* Begin *

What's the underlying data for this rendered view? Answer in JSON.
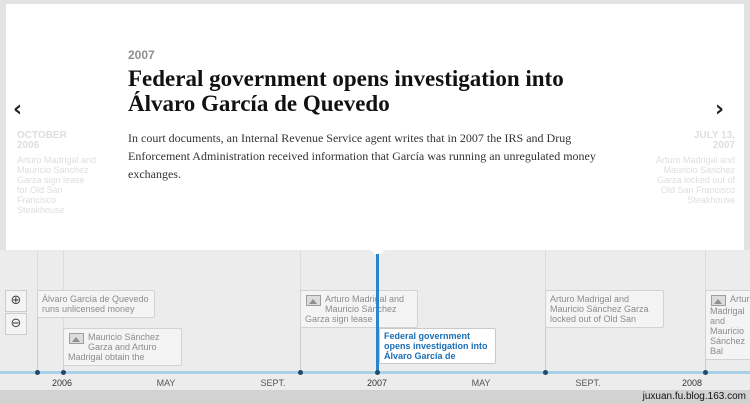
{
  "slide": {
    "year": "2007",
    "headline": "Federal government opens investigation into Álvaro García de Quevedo",
    "body": "In court documents, an Internal Revenue Service agent writes that in 2007 the IRS and Drug Enforcement Administration received information that García was running an unregulated money exchanges."
  },
  "nav": {
    "prev_icon": "‹",
    "next_icon": "›",
    "prev_date_line1": "OCTOBER",
    "prev_date_line2": "2006",
    "prev_text": "Arturo Madrigal and Mauricio Sánchez Garza sign lease for Old San Francisco Steakhouse",
    "next_date_line1": "JULY 13,",
    "next_date_line2": "2007",
    "next_text": "Arturo Madrigal and Mauricio Sánchez Garza locked out of Old San Francisco Steakhouse"
  },
  "zoom": {
    "in_icon": "⊕",
    "out_icon": "⊖"
  },
  "timeline": {
    "markers": [
      {
        "label": "Álvaro García de Quevedo runs unlicensed money",
        "thumb": false
      },
      {
        "label": "Mauricio Sánchez Garza and Arturo Madrigal obtain the",
        "thumb": true
      },
      {
        "label": "Arturo Madrigal and Mauricio Sánchez Garza sign lease",
        "thumb": true
      },
      {
        "label": "Arturo Madrigal and Mauricio Sánchez Garza locked out of Old San",
        "thumb": false
      },
      {
        "label": "Arturo Madrigal and Mauricio Sánchez Bal",
        "thumb": true
      }
    ],
    "active_marker": "Federal government opens investigation into Álvaro García de",
    "axis_labels": [
      "2006",
      "MAY",
      "SEPT.",
      "2007",
      "MAY",
      "SEPT.",
      "2008"
    ]
  },
  "colors": {
    "accent": "#2a86c8",
    "axis": "#a9d0e8"
  },
  "watermark": "juxuan.fu.blog.163.com"
}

* End *

EXERCISE REQUIREMENTS —
Give the number of lines in the data that contain "Sánchez", with no other words.

WRITTEN SOLUTION —
6